WRITTEN TASK
Return all lines that include the string "JSON".

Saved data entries
*****
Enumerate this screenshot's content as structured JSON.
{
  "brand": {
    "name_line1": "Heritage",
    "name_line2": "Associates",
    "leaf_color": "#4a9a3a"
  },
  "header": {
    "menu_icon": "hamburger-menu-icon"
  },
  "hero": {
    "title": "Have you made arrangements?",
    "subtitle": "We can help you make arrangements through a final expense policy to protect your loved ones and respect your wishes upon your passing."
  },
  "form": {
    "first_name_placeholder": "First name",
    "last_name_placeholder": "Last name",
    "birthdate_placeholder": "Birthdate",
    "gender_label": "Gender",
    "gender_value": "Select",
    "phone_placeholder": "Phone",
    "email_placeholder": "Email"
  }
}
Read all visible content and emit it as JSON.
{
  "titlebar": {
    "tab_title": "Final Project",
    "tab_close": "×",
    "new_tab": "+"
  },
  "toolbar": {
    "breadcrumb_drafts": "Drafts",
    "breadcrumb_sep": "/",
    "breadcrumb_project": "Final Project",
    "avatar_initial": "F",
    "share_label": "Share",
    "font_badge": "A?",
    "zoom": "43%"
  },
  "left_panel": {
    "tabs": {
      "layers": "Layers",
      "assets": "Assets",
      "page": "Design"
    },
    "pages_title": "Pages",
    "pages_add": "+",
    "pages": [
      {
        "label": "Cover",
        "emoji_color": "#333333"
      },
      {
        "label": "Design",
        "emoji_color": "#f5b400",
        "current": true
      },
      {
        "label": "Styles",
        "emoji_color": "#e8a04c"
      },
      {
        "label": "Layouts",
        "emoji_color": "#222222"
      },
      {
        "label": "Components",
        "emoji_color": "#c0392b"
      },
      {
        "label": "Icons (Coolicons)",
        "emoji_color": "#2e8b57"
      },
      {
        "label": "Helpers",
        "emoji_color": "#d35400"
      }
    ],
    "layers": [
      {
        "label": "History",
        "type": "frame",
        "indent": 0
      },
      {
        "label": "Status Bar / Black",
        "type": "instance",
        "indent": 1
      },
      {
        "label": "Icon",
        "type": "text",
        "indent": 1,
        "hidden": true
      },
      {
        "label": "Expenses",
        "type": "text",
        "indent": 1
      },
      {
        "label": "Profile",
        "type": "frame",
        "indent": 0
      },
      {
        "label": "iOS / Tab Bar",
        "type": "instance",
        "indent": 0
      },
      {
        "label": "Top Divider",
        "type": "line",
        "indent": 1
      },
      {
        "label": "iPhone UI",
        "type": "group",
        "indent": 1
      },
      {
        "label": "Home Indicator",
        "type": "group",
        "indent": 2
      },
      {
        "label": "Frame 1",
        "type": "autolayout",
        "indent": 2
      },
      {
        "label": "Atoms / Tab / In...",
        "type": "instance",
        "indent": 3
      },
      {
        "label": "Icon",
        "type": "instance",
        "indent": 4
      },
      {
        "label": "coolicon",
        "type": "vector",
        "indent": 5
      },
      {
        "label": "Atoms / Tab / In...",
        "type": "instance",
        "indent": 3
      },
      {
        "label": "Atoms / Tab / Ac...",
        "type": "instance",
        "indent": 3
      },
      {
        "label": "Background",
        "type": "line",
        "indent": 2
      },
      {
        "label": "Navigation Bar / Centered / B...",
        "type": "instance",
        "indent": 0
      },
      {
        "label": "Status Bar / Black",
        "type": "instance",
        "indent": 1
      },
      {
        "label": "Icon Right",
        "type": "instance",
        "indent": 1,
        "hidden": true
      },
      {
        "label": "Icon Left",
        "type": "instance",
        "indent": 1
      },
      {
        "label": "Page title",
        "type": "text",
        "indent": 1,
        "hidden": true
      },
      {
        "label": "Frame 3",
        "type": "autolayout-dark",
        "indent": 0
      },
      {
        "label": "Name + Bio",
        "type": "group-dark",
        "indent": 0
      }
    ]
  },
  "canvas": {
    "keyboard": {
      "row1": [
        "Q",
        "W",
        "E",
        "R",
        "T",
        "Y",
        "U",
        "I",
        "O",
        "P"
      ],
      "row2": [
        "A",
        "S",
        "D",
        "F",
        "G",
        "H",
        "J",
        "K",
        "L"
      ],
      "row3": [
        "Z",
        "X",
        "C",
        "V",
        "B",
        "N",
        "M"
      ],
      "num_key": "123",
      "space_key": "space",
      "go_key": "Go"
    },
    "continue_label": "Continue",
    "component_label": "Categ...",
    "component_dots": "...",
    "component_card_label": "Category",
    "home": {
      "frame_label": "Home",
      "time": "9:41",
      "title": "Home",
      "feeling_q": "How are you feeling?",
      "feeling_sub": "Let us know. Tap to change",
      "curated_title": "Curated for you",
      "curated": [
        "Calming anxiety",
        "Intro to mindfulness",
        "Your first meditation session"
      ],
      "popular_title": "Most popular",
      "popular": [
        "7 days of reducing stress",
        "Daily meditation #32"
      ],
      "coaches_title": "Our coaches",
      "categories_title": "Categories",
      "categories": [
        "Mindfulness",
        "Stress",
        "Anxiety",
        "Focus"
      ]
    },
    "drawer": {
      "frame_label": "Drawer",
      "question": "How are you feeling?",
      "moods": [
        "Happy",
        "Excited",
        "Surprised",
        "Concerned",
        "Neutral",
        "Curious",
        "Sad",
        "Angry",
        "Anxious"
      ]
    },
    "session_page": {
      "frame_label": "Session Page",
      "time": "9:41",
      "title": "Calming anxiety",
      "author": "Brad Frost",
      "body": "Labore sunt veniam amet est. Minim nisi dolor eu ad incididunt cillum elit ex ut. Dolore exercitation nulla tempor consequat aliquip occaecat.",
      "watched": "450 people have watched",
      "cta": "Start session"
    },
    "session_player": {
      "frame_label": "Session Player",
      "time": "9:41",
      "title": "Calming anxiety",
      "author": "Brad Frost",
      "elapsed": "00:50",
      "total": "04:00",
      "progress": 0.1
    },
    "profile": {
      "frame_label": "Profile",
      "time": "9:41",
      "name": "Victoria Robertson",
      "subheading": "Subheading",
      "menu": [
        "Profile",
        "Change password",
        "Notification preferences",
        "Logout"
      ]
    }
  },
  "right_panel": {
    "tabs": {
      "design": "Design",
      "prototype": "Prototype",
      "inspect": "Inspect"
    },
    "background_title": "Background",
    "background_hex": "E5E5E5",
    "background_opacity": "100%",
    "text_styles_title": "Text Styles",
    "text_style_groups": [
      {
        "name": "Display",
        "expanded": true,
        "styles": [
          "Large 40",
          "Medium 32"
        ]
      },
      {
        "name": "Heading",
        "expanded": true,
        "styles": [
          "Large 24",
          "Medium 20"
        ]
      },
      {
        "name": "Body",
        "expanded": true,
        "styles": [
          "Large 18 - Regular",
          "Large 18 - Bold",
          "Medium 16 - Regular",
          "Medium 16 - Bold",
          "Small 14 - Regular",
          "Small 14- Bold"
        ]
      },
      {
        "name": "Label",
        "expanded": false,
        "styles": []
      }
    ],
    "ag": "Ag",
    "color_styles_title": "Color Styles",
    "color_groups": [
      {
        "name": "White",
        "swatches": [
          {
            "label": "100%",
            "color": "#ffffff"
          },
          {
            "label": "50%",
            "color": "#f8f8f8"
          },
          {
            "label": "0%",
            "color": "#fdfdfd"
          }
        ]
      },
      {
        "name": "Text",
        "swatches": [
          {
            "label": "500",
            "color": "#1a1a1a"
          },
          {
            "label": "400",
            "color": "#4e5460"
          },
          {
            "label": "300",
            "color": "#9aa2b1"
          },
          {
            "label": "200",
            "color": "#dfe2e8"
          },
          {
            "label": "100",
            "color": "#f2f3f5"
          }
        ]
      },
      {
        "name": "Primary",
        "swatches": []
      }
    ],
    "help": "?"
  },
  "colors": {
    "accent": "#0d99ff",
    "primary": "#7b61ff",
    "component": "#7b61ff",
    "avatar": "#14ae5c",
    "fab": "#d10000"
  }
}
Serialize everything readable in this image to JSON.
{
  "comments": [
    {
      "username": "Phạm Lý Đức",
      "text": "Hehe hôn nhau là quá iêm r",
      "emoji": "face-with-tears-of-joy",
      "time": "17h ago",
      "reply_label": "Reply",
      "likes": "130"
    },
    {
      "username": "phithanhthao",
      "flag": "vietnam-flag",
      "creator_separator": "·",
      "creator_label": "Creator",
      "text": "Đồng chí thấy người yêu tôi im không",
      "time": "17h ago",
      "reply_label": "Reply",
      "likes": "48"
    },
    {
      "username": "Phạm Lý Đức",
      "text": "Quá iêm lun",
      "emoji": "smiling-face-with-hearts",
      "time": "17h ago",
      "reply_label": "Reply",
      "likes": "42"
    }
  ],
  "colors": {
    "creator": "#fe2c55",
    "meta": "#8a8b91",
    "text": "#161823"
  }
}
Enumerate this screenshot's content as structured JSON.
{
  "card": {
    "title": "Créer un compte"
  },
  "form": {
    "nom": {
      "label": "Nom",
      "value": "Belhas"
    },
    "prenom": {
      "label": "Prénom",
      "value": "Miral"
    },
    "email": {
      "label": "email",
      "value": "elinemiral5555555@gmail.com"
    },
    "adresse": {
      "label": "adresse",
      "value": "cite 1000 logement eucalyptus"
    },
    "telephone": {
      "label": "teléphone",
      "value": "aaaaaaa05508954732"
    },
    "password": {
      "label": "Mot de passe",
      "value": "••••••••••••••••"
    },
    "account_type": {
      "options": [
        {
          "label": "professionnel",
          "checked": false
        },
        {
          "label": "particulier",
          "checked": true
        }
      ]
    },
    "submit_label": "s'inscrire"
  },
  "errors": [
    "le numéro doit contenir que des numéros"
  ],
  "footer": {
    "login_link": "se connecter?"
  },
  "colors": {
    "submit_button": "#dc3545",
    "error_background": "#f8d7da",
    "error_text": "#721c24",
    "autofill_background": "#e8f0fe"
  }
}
*****
CORRECT OUTPUT
Enumerate this screenshot's content as structured JSON.
Read all visible content and emit it as JSON.
Serialize everything readable in this image to JSON.
Enumerate this screenshot's content as structured JSON.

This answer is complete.